**Instructions for the task**
Write out every record in full, exactly as written, please.

+++ Data section

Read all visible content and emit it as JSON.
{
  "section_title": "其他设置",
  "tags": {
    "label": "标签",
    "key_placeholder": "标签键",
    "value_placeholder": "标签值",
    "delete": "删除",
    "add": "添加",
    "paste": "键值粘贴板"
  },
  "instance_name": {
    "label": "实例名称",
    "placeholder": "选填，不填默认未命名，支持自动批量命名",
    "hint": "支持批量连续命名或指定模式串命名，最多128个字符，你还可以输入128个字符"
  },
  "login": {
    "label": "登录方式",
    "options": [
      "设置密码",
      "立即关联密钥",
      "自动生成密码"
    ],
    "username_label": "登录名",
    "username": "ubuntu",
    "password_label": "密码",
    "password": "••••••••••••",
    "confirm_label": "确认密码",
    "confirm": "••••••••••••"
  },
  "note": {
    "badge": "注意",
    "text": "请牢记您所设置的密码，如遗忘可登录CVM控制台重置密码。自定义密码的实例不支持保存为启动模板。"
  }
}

++++++

**Solution below**
Read all visible content and emit it as JSON.
{
  "section_title": "其他设置",
  "tags": {
    "label": "标签",
    "key_placeholder": "标签键",
    "value_placeholder": "标签值",
    "delete": "删除",
    "add": "添加",
    "paste": "键值粘贴板"
  },
  "instance_name": {
    "label": "实例名称",
    "placeholder": "选填，不填默认未命名，支持自动批量命名",
    "hint": "支持批量连续命名或指定模式串命名，最多128个字符，你还可以输入128个字符"
  },
  "login": {
    "label": "登录方式",
    "options": [
      "设置密码",
      "立即关联密钥",
      "自动生成密码"
    ],
    "username_label": "登录名",
    "username": "ubuntu",
    "password_label": "密码",
    "password": "••••••••••••",
    "confirm_label": "确认密码",
    "confirm": "••••••••••••"
  },
  "note": {
    "badge": "注意",
    "text": "请牢记您所设置的密码，如遗忘可登录CVM控制台重置密码。自定义密码的实例不支持保存为启动模板。"
  }
}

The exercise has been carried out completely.